=== Materials provided ===

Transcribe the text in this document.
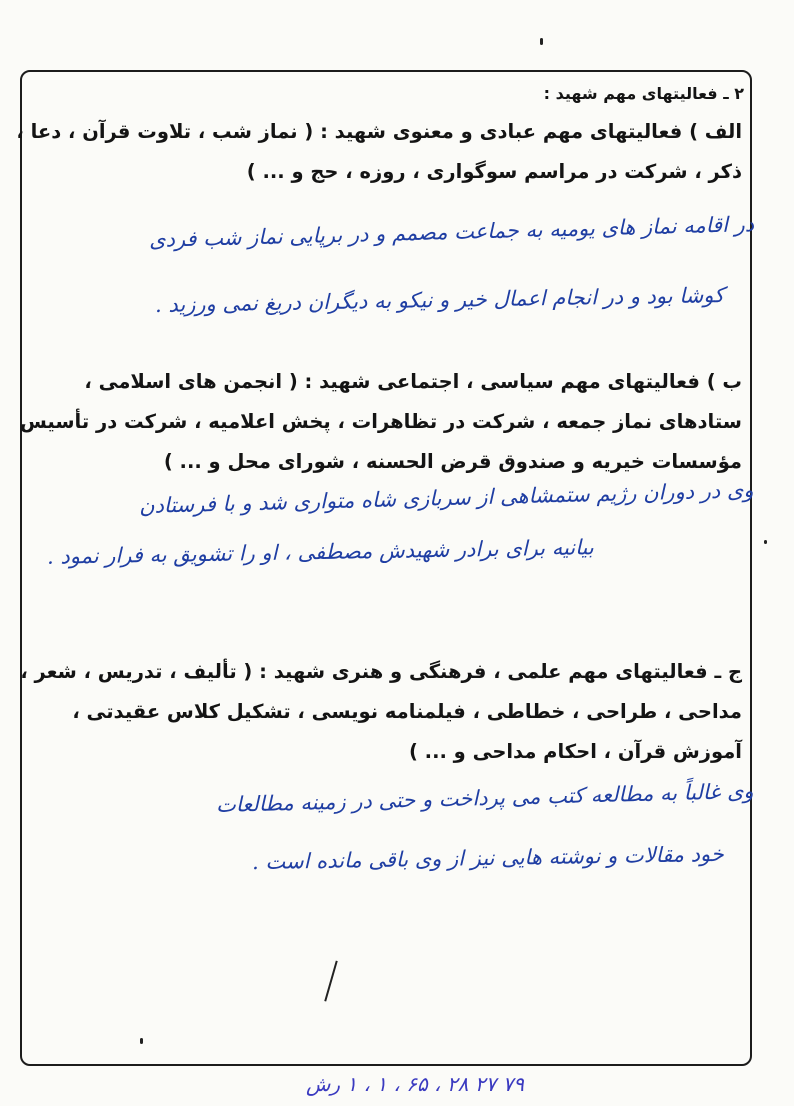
۲ ـ فعالیتهای مهم شهید :
الف ) فعالیتهای مهم عبادی و معنوی شهید : ( نماز شب ، تلاوت قرآن ، دعا ،
ذکر ، شرکت در مراسم سوگواری ، روزه ، حج و ... )
در اقامه نماز های یومیه به جماعت مصمم و در برپایی نماز شب فردی
کوشا بود و در انجام اعمال خیر و نیکو به دیگران دریغ نمی ورزید .
ب ) فعالیتهای مهم سیاسی ، اجتماعی شهید : ( انجمن های اسلامی ،
ستادهای نماز جمعه ، شرکت در تظاهرات ، پخش اعلامیه ، شرکت در تأسیس
مؤسسات خیریه و صندوق قرض الحسنه ، شورای محل و ... )
وی در دوران رژیم ستمشاهی از سربازی شاه متواری شد و با فرستادن
بیانیه برای برادر شهیدش مصطفی ، او را تشویق به فرار نمود .
ج ـ فعالیتهای مهم علمی ، فرهنگی و هنری شهید : ( تألیف ، تدریس ، شعر ،
مداحی ، طراحی ، خطاطی ، فیلمنامه نویسی ، تشکیل کلاس عقیدتی ،
آموزش قرآن ، احکام مداحی و ... )
وی غالباً به مطالعه کتب می پرداخت و حتی در زمینه مطالعات
خود مقالات و نوشته هایی نیز از وی باقی مانده است .
۷۹ ۲۷ ۲۸ ، ۶۵ ، ۱ ، ۱ رش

===

## The request
Show every line of the records above that contains the word "قرآن".

## Solution
الف ) فعالیتهای مهم عبادی و معنوی شهید : ( نماز شب ، تلاوت قرآن ، دعا ،
آموزش قرآن ، احکام مداحی و ... )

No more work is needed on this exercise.